| AIM |
How many lines in the records below contain the word "page"? Give only the number.

Extracted records
'''

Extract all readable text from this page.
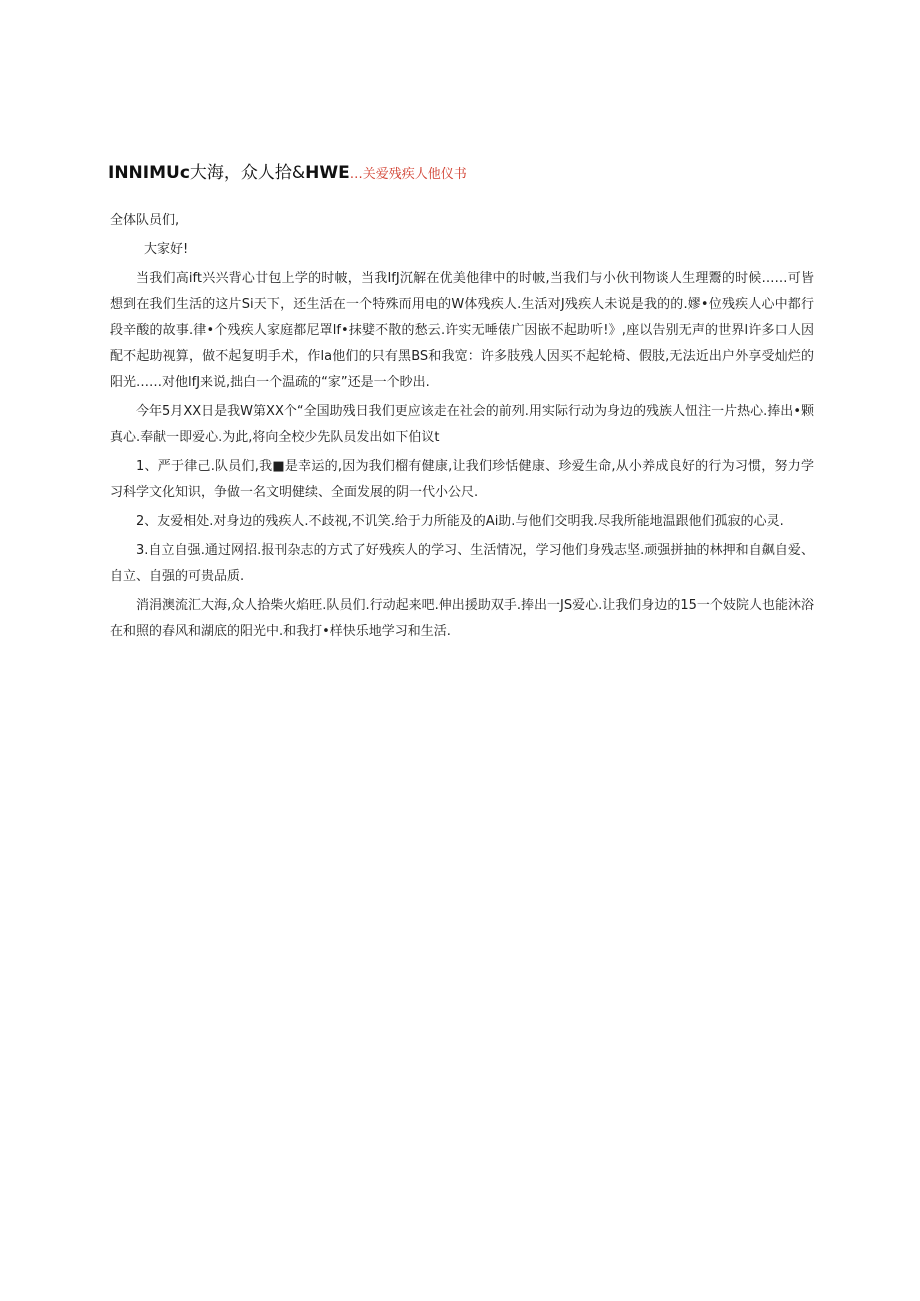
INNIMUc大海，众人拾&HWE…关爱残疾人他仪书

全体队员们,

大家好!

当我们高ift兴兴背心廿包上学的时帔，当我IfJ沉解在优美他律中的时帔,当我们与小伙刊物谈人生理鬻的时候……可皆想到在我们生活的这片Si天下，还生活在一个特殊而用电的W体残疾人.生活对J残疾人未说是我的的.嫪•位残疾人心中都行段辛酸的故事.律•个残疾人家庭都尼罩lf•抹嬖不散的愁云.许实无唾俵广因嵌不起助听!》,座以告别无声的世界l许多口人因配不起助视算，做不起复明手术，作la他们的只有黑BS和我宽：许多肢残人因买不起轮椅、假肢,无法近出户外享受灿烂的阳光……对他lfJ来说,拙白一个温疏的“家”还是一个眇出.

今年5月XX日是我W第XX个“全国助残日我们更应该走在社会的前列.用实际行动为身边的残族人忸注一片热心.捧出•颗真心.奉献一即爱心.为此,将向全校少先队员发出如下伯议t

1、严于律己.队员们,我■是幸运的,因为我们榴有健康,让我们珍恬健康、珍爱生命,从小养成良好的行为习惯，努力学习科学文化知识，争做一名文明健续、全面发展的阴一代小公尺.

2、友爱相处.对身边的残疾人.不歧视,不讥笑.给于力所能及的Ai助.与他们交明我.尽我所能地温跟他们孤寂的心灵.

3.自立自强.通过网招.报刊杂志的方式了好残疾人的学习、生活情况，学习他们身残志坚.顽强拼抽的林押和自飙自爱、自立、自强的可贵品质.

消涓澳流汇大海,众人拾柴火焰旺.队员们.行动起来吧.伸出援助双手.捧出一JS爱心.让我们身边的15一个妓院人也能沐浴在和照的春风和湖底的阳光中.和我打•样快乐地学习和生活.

'''
'''

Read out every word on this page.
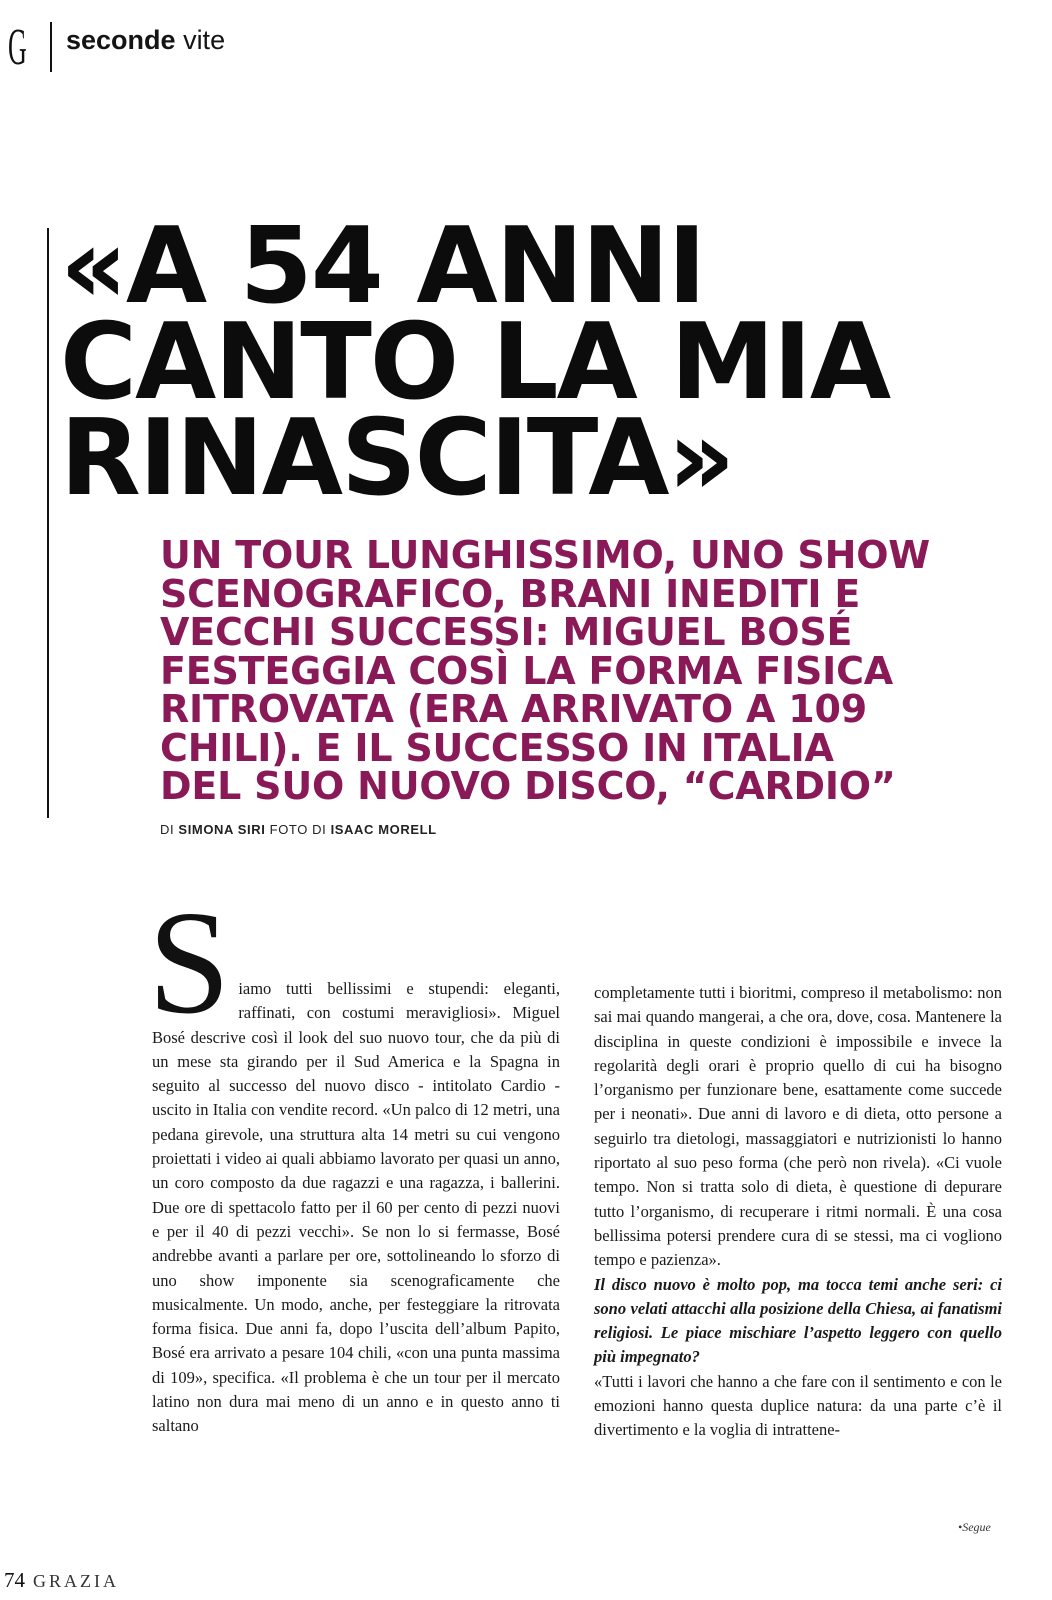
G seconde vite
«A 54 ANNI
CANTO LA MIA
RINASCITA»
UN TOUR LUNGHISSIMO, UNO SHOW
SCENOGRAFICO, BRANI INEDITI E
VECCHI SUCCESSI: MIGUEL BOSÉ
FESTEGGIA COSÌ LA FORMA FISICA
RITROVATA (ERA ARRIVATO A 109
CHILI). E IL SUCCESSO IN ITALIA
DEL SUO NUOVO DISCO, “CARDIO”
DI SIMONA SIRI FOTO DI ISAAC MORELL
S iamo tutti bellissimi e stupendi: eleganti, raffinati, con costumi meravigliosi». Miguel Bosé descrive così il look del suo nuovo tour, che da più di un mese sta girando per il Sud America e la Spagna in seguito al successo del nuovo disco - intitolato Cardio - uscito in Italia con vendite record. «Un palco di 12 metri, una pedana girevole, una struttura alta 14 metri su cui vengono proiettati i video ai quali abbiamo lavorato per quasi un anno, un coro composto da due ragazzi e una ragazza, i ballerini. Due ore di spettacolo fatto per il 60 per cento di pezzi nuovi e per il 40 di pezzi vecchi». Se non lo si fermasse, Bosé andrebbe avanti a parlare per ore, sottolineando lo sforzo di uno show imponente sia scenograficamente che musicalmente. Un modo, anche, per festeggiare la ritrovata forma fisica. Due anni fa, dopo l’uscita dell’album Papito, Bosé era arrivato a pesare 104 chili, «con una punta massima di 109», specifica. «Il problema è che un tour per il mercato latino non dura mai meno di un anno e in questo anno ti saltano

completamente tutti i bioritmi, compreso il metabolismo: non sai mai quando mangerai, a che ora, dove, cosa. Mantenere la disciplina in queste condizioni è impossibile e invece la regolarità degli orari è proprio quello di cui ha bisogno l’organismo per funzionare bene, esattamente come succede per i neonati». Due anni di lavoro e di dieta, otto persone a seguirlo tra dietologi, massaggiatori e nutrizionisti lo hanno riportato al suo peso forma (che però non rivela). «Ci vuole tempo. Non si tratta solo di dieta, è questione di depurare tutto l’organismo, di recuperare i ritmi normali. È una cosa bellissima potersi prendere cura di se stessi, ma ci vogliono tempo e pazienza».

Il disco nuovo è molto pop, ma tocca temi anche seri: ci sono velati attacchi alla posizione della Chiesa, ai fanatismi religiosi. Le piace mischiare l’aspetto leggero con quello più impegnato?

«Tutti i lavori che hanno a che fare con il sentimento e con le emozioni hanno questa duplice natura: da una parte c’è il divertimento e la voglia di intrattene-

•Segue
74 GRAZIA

'''

| SOLUTION FOR THIS EXERCISE |
2